_READING PASSAGE_.
- - -

# Ion Media files Chapter 11.



## Nick (Apr 23, 2002)

From *TVSpy.com*:


> Long- struggling television station owner Ion Media Networks Inc. filed for Chapter 11 bankruptcy protection on Tuesday in U.S. Bankruptcy Court in New York City.
> 
> West Palm Beach-based Ion said it reached an agreement with a group of debt holders to convert its debt to equity.
> 
> ...


----------



## phrelin (Jan 18, 2007)

Maybe in the end we'll actually gain a network with series programming. From Adweek:


> "We are pleased with the support from our first lien senior debt holders to resolve the company's legacy debt issues and fund our television growth plans," said Ion CEO Brandon Burgess. "We are positioning the business for growth and will emerge from the restructuring in a strong position to serve viewers, clients and stakeholders."
> 
> Current programming includes a mix of off-network reruns such as NCIS and Boston Legal, as well as motion pictures. Additional syndicated shows, such as Criminal Minds and Ghost Whisperer, will join the line-up in the second half of the year, along with several originals, including the crime drama Durham County starring Hugh Dillon.


"Durham County" is a Canadian show and Hugh Dillion is this guy from "Flashpoint":










He describes "Durham County" in two interviews. First, in TVGuide:


> *TVGuide.com: You also have a Canadian series, Durham County, that's airing in the U.S. this year on ION Television. What's it about?*
> Dillon: It's a very dark, nightmarish show about this homicide cop who moves back to his hometown after his partner gets shot and killed. And he discovers his hometown is creepier than when he left. It's a very brutal, nightmarish program - and a very different animal. It's a dark little show.

- - -

_INFORMATION PROVIDED_.
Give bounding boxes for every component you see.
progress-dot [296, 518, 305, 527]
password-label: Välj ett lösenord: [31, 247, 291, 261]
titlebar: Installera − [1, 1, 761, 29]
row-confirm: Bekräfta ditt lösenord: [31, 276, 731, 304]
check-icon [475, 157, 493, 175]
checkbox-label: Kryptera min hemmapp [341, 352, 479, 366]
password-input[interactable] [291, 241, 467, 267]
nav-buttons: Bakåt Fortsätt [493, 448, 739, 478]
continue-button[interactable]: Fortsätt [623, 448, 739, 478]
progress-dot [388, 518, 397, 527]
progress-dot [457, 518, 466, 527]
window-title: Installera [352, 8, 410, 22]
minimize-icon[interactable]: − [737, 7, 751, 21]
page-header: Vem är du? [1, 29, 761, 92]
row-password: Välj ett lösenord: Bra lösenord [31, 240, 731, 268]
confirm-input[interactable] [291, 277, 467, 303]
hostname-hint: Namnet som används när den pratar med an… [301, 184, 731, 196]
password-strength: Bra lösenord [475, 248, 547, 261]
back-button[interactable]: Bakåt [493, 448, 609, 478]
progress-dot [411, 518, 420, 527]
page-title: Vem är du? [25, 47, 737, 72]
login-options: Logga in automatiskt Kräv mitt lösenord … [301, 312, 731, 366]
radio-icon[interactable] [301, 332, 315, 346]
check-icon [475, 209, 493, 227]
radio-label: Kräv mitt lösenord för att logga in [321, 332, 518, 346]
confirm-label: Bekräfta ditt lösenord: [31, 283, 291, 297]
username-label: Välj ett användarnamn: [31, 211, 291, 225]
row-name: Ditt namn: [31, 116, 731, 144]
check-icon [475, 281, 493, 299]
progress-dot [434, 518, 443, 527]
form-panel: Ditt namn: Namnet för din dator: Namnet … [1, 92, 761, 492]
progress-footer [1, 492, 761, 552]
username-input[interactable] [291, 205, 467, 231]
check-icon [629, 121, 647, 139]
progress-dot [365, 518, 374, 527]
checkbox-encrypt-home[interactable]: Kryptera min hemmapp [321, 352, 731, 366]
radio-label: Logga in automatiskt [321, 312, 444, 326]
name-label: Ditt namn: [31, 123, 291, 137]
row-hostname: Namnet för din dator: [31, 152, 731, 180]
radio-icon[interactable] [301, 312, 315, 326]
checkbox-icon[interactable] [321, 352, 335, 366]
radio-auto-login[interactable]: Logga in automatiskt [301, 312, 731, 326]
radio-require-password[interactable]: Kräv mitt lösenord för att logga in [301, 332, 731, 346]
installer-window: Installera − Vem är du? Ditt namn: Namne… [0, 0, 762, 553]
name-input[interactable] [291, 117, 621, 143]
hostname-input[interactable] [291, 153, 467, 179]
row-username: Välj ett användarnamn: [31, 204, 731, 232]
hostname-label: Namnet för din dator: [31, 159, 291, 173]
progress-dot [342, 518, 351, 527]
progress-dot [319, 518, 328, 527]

- - -

_TASKS_.
1. Answer these from the forum thread on Ion Media's Chapter 11 filing.
(a) In which city's U.S. Bankruptcy Court did Ion file?
(b) What is the name of the Ion CEO who is quoted?
(c) In Durham County, what event leads the homicide cop to move back to his hometown?
2. Pick up the forum thread on Ion Media's Chapter 11 filing after its last line and continue it.
The data have no role in this work.

_EXPECTED OUTPUTS_.
1.
(a) New York City
(b) Brandon Burgess
(c) His partner gets shot and killed.

2.
The second in this interview:


> *PopStar: * The Canadian hit show Durham County which has won over 11 Gemini is coming to the States this September on ION Television. What can we expect to see in this award winning show?
> *Hugh Dillon:* It is an incredibly dark piece of film making. It is a riveting story that deals with a homicide cop that comes back to his hometown and discovers his childhood friend is a serial killer. It is a very dark and disturbing no holds barred type of show however it is very compelling. It is one of those shows that are so addicting you will be hooked from the first frame. It is like watching a great feature film that is finely crafted.


Sounds interesting to me.


----------



## GaryPotter (Apr 12, 2008)

I have to wonder whether those ION stations would make more money just being regular independent stations. ION is a complete waste anyway.


----------



## Jimmy 440 (Nov 17, 2007)

I don't think I've ever watched a thing on ION ever !


----------



## samhevener (Feb 23, 2006)

Several years ago they bought channel 23 in Akron and gutted everything. They turned it into a 24 hour a day wasteland infomercial station. The city had to fight to get them to continue the local news for another year. I have nothing good to say about these people.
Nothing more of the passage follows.